[SOURCE MATERIAL start]
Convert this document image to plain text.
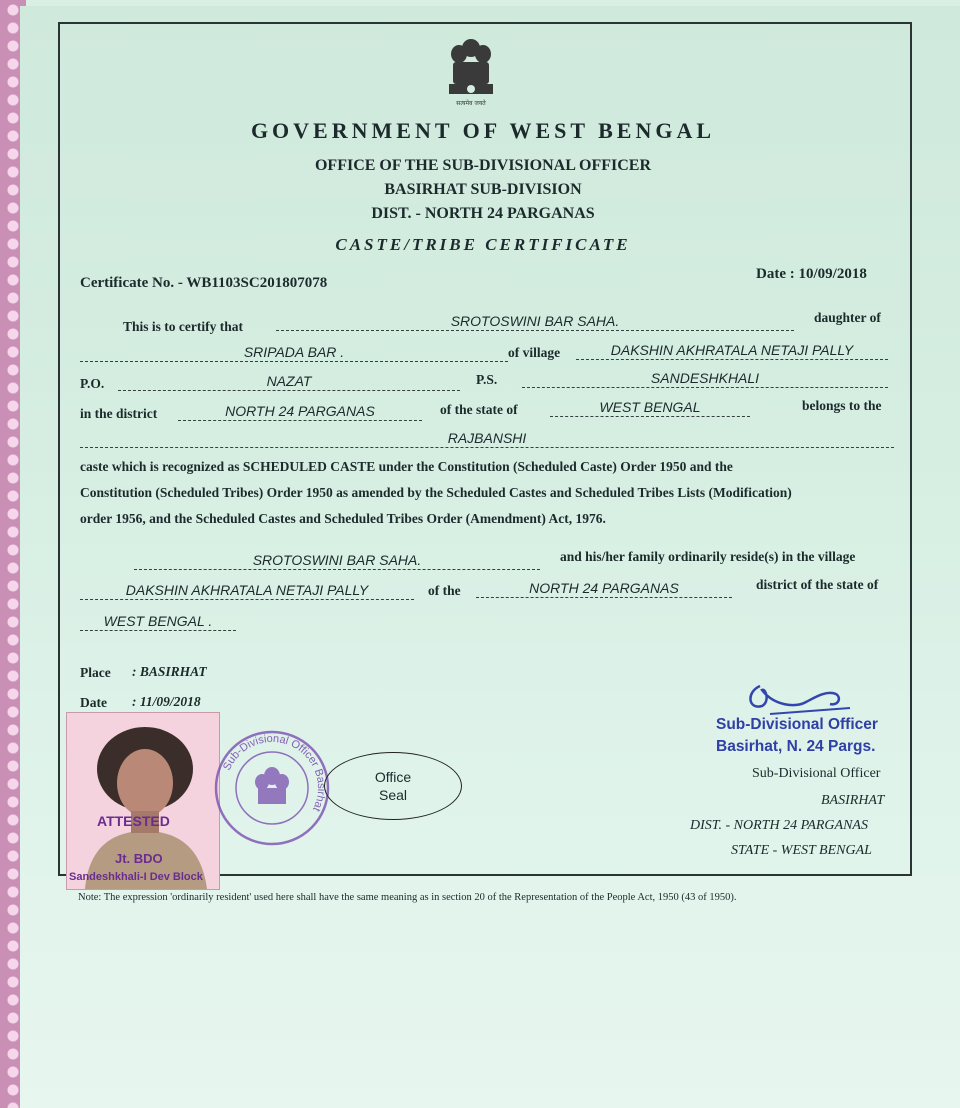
सत्यमेव जयते
GOVERNMENT OF WEST BENGAL
OFFICE OF THE SUB-DIVISIONAL OFFICER
BASIRHAT SUB-DIVISION
DIST. - NORTH 24 PARGANAS
CASTE/TRIBE CERTIFICATE
Certificate No. - WB1103SC201807078
Date : 10/09/2018
This is to certify that	SROTOSWINI BAR SAHA.	daughter of
SRIPADA BAR .	of village	DAKSHIN AKHRATALA NETAJI PALLY
P.O.	NAZAT	P.S.	SANDESHKHALI
in the district	NORTH 24 PARGANAS	of the state of	WEST BENGAL	belongs to the
RAJBANSHI
caste which is recognized as SCHEDULED CASTE under the Constitution (Scheduled Caste) Order 1950 and the
Constitution (Scheduled Tribes) Order 1950 as amended by the Scheduled Castes and Scheduled Tribes Lists (Modification)
order 1956, and the Scheduled Castes and Scheduled Tribes Order (Amendment) Act, 1976.
SROTOSWINI BAR SAHA.	and his/her family ordinarily reside(s) in the village
DAKSHIN AKHRATALA NETAJI PALLY	of the	NORTH 24 PARGANAS	district of the state of
WEST BENGAL .
Place : BASIRHAT
Date : 11/09/2018
ATTESTED
Jt. BDO
Sandeshkhali-I Dev Block
Sub-Divisional Officer Basirhat
Office
Seal
Sub-Divisional Officer
Basirhat, N. 24 Pargs.
Sub-Divisional Officer
BASIRHAT
DIST. - NORTH 24 PARGANAS
STATE - WEST BENGAL
Note: The expression 'ordinarily resident' used here shall have the same meaning as in section 20 of the Representation of the People Act, 1950 (43 of 1950).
[SOURCE MATERIAL end]
• WRITTEN TASK
Tally up the lines holding the string "Scheduled" in this listing, and report the total alone.

• THE RESPONSE
3